Collected data entries:

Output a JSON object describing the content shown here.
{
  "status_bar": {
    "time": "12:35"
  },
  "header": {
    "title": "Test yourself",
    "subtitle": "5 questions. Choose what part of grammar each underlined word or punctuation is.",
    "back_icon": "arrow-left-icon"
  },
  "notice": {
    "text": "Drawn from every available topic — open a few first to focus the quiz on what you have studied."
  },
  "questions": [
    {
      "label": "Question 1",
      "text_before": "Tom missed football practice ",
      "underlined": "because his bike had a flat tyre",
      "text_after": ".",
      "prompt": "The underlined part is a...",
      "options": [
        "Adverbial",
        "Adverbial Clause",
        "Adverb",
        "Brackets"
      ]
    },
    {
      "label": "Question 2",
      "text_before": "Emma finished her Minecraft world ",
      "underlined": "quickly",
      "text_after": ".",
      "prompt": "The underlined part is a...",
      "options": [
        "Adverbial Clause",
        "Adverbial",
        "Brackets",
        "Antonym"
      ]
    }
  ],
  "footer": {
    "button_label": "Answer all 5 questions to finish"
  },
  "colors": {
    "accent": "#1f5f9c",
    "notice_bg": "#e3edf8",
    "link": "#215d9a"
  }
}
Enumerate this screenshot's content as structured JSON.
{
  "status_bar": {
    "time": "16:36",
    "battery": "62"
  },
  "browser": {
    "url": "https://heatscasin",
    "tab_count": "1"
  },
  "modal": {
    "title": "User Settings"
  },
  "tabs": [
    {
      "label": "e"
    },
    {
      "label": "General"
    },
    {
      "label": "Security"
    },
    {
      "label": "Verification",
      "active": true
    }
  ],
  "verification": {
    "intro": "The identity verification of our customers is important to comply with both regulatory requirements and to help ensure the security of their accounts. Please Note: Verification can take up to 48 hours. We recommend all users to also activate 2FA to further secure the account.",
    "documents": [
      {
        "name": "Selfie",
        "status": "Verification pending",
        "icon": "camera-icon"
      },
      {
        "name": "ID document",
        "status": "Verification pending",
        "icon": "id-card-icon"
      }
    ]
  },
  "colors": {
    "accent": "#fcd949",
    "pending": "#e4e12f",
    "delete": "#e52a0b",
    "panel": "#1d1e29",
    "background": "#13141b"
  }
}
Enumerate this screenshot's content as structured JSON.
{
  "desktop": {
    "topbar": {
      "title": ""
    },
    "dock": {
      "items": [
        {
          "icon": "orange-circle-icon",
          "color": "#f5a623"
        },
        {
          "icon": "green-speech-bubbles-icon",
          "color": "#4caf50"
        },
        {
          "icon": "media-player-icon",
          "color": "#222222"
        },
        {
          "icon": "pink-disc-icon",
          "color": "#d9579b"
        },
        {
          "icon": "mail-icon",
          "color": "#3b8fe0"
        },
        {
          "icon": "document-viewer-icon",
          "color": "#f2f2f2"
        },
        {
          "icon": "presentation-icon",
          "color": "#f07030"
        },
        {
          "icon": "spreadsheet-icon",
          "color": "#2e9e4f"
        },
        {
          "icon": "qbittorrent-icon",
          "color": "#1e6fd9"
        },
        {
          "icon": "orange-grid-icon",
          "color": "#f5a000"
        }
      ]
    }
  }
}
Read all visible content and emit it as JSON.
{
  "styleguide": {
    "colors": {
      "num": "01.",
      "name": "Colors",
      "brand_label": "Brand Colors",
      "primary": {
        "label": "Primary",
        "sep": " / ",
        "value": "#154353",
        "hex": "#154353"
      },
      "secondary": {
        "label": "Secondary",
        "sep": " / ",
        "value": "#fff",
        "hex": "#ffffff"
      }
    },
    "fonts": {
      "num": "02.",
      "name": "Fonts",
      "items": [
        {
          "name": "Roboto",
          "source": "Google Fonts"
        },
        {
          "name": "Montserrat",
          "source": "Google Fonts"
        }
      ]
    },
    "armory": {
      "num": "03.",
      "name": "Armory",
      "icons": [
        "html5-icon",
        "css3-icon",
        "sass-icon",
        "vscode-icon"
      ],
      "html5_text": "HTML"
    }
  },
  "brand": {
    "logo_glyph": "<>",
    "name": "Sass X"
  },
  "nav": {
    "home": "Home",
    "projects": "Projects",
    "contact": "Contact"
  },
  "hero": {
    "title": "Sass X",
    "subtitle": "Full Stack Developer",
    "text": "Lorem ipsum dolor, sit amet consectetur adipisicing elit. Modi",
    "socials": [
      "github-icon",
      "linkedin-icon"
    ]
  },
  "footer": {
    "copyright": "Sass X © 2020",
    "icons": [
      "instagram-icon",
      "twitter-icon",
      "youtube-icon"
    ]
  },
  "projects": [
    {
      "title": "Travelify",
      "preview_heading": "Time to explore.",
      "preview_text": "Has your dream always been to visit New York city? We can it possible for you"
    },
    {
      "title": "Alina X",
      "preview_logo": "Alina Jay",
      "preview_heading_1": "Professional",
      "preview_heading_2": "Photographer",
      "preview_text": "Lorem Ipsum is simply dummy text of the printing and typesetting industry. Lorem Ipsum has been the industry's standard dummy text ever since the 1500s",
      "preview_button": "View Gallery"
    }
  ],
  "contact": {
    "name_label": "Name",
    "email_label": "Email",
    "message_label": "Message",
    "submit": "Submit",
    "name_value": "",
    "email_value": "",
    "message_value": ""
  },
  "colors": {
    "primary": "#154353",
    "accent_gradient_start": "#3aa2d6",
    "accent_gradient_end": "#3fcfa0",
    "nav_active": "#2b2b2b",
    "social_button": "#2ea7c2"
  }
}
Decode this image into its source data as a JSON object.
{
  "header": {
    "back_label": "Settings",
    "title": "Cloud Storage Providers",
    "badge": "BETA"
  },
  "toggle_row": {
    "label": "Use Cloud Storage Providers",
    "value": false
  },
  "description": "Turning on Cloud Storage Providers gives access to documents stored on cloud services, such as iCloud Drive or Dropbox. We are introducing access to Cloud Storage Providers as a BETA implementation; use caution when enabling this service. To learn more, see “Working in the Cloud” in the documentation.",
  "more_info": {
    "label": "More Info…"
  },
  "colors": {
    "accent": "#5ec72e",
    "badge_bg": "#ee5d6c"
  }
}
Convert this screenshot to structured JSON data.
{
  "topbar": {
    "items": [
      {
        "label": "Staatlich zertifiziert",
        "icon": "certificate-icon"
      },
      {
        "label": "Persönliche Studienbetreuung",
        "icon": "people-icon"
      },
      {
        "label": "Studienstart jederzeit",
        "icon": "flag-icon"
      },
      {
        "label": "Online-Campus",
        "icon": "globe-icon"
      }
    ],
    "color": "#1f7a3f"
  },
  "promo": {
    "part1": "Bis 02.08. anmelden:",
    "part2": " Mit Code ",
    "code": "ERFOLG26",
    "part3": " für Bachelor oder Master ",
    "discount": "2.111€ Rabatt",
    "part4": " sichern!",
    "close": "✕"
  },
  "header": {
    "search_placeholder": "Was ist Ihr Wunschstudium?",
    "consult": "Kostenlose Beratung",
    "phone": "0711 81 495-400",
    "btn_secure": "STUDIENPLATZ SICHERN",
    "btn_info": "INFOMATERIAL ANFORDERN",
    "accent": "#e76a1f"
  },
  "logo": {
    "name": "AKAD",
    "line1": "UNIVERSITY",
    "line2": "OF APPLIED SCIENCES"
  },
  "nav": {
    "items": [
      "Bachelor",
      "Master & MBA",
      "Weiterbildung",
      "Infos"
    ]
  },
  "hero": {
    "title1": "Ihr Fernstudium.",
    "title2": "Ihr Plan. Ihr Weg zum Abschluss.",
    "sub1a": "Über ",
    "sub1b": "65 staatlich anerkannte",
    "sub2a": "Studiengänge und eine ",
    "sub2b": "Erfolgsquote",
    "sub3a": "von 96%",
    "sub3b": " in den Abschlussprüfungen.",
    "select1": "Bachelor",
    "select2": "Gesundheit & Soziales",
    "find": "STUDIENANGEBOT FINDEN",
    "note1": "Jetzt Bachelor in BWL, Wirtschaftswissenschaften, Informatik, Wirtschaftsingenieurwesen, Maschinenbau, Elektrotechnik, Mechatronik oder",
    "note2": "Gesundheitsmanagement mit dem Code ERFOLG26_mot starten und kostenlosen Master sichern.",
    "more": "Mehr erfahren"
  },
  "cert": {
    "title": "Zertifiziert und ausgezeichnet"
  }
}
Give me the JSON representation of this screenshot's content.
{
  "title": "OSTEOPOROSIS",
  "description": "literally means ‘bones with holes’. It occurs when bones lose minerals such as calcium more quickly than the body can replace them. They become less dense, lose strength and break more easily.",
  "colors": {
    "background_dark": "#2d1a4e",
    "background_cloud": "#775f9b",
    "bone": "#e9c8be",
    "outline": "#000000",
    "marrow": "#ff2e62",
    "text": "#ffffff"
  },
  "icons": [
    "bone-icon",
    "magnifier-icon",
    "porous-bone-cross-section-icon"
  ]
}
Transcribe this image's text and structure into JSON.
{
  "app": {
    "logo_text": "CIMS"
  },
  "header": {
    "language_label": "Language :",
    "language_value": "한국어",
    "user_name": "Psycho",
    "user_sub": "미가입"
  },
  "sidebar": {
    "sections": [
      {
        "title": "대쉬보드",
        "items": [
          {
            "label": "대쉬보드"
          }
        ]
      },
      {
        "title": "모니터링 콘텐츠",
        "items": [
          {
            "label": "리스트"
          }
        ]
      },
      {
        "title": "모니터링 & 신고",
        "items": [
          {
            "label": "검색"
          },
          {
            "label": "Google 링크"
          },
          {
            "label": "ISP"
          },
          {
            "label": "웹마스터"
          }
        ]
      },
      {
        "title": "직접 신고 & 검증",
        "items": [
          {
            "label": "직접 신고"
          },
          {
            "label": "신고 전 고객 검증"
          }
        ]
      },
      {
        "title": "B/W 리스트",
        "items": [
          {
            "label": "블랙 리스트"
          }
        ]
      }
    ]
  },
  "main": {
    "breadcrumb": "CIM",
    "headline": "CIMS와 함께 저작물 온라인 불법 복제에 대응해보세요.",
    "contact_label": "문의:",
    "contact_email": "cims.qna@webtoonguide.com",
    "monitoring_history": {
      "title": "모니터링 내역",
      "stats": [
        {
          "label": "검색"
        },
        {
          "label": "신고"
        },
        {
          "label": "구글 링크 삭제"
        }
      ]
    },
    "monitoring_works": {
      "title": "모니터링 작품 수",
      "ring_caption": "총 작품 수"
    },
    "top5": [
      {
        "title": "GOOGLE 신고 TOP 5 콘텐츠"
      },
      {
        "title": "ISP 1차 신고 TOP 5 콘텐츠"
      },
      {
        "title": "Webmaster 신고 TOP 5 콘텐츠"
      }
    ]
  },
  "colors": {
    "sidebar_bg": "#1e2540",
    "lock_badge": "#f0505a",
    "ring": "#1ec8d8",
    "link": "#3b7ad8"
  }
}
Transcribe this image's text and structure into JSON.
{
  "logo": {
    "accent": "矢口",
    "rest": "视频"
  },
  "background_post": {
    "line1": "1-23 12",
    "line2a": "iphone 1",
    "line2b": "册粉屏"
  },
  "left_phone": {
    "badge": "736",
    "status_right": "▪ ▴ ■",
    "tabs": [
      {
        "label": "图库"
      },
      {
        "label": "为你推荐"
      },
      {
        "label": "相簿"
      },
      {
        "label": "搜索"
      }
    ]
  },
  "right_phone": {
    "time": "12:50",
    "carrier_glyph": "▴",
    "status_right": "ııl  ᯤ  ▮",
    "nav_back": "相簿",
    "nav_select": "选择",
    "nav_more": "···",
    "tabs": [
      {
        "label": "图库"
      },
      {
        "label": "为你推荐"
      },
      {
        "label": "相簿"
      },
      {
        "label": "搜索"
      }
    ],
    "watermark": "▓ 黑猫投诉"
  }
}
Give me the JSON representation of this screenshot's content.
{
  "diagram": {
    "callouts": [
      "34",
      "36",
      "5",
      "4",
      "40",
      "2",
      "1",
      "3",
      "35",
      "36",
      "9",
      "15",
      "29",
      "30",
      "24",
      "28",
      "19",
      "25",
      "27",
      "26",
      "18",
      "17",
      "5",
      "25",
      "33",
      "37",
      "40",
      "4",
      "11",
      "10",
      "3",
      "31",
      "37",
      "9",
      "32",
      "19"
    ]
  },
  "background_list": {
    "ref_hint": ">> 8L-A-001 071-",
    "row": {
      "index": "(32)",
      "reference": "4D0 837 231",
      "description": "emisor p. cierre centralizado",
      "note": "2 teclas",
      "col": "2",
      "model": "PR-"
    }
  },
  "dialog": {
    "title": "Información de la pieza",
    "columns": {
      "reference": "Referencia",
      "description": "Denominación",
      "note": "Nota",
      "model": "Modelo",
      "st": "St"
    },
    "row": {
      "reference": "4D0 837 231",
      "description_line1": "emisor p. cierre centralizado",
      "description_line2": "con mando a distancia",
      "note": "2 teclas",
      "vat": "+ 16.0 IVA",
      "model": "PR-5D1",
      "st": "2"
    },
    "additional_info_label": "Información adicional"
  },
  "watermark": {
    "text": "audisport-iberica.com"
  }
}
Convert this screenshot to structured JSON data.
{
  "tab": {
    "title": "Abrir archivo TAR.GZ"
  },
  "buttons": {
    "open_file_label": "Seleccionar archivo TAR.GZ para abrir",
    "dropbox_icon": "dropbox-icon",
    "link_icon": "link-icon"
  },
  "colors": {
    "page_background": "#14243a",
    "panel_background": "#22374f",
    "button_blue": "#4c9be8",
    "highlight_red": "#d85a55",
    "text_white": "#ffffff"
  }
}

Set task: Check each line of the entries above, and show every one holding the word "object".

Exercise result:
Output a JSON object describing the content shown here.
Decode this image into its source data as a JSON object.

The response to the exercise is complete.